::: Given information

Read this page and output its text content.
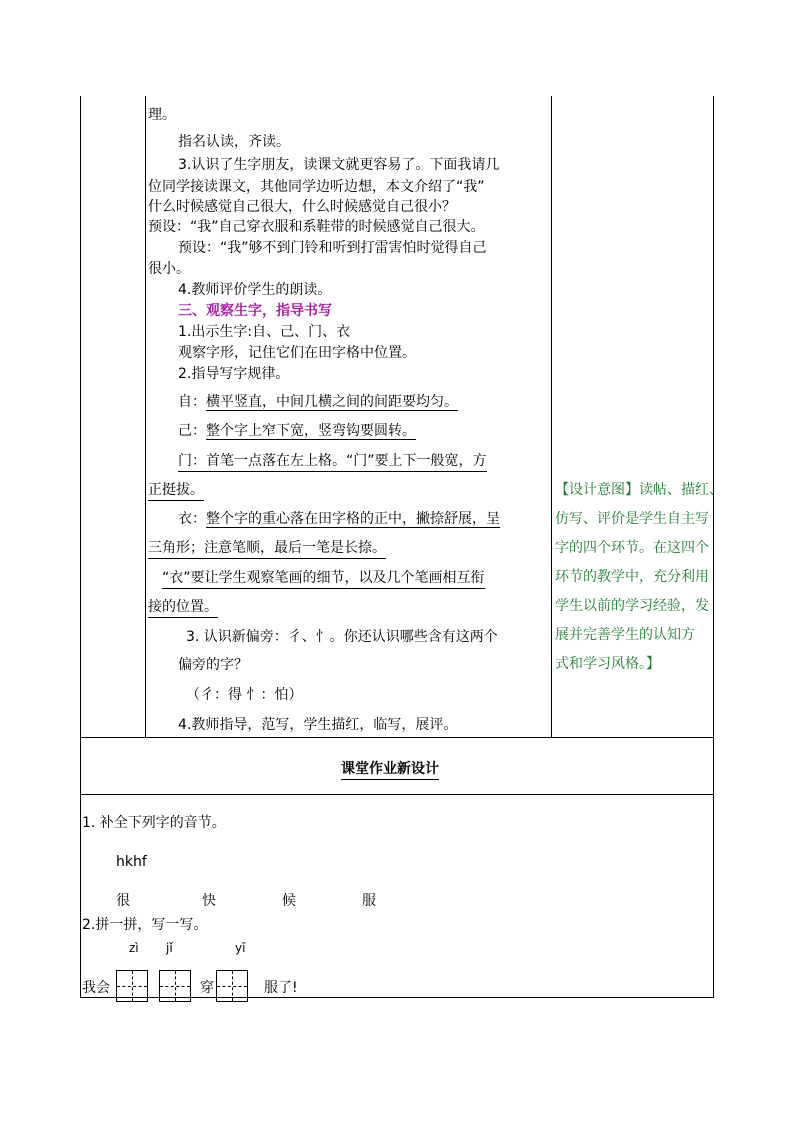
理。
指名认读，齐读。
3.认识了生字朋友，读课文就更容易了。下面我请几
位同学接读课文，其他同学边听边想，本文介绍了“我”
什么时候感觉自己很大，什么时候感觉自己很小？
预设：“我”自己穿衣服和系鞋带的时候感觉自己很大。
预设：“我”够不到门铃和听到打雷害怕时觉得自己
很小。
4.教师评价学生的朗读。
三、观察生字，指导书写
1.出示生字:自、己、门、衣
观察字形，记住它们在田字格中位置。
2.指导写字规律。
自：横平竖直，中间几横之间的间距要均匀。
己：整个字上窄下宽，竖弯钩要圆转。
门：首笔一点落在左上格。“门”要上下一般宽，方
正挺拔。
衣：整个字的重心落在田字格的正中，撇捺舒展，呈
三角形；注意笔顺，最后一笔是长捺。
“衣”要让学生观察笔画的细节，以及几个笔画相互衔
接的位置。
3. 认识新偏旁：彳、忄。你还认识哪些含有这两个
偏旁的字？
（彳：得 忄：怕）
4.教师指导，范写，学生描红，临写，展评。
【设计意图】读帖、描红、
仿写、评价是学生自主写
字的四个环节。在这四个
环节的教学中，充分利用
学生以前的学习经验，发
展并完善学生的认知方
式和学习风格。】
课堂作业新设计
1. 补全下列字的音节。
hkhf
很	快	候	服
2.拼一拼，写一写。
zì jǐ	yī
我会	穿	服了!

::::::

Reproduce each entry verbatim, excluding any embedded images.

| Result of the task |
Read this page and output its text content.
理。
指名认读，齐读。
3.认识了生字朋友，读课文就更容易了。下面我请几
位同学接读课文，其他同学边听边想，本文介绍了“我”
什么时候感觉自己很大，什么时候感觉自己很小？
预设：“我”自己穿衣服和系鞋带的时候感觉自己很大。
预设：“我”够不到门铃和听到打雷害怕时觉得自己
很小。
4.教师评价学生的朗读。
三、观察生字，指导书写
1.出示生字:自、己、门、衣
观察字形，记住它们在田字格中位置。
2.指导写字规律。
自：横平竖直，中间几横之间的间距要均匀。
己：整个字上窄下宽，竖弯钩要圆转。
门：首笔一点落在左上格。“门”要上下一般宽，方
正挺拔。
衣：整个字的重心落在田字格的正中，撇捺舒展，呈
三角形；注意笔顺，最后一笔是长捺。
“衣”要让学生观察笔画的细节，以及几个笔画相互衔
接的位置。
3. 认识新偏旁：彳、忄。你还认识哪些含有这两个
偏旁的字？
（彳：得 忄：怕）
4.教师指导，范写，学生描红，临写，展评。
【设计意图】读帖、描红、
仿写、评价是学生自主写
字的四个环节。在这四个
环节的教学中，充分利用
学生以前的学习经验，发
展并完善学生的认知方
式和学习风格。】
课堂作业新设计
1. 补全下列字的音节。
hkhf
很	快	候	服
2.拼一拼，写一写。
zì jǐ	yī
我会	穿	服了!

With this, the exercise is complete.